### PROBLEM DESCRIPTION
Pick out the lines below with "placeholder" and list them.

— BEGIN MATERIAL FOR THIS EXERCISE —

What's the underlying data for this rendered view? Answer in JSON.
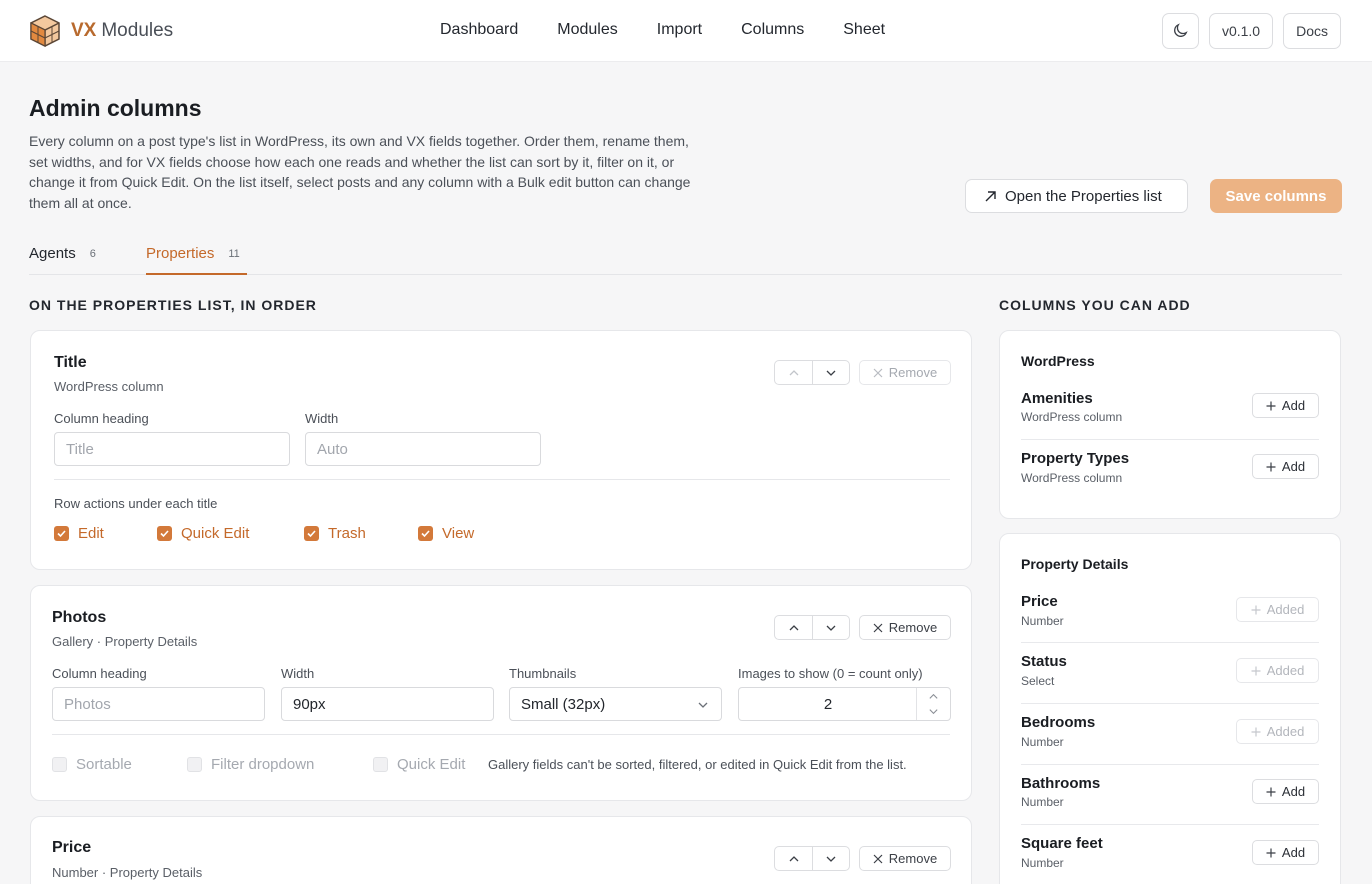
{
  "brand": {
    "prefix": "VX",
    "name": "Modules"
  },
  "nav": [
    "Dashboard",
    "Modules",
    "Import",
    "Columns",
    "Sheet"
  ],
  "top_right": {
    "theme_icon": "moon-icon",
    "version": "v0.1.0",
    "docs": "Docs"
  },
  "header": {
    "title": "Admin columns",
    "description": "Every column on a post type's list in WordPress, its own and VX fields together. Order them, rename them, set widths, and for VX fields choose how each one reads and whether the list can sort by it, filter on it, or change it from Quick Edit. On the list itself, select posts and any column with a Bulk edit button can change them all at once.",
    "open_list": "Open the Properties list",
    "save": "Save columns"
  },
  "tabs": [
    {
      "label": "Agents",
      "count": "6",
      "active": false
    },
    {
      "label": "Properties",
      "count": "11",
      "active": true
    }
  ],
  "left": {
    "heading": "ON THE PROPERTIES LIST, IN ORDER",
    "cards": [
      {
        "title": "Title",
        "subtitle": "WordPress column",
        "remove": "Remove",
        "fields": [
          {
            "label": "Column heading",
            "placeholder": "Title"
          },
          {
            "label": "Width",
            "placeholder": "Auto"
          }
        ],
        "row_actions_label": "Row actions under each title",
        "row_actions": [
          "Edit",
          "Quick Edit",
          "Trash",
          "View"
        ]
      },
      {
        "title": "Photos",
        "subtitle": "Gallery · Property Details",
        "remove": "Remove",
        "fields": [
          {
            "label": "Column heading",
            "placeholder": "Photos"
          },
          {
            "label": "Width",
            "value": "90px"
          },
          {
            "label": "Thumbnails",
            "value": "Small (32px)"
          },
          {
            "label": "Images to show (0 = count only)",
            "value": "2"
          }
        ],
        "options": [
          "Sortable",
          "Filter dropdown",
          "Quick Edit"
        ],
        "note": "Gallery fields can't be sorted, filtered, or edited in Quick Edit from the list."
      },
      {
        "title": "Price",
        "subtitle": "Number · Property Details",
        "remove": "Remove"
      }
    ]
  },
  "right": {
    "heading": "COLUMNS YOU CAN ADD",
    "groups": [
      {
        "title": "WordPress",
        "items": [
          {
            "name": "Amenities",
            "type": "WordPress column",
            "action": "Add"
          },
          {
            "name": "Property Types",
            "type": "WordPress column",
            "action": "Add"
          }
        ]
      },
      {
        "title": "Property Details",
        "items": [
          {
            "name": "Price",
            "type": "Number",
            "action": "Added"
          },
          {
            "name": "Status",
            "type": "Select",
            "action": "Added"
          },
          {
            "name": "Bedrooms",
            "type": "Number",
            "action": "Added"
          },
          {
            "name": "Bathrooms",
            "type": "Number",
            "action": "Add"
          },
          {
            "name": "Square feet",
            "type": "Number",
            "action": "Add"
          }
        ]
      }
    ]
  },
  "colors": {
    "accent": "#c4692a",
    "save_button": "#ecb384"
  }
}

— END MATERIAL FOR THIS EXERCISE —

### FINAL ANSWER
            "placeholder": "Title"
            "placeholder": "Auto"
            "placeholder": "Photos"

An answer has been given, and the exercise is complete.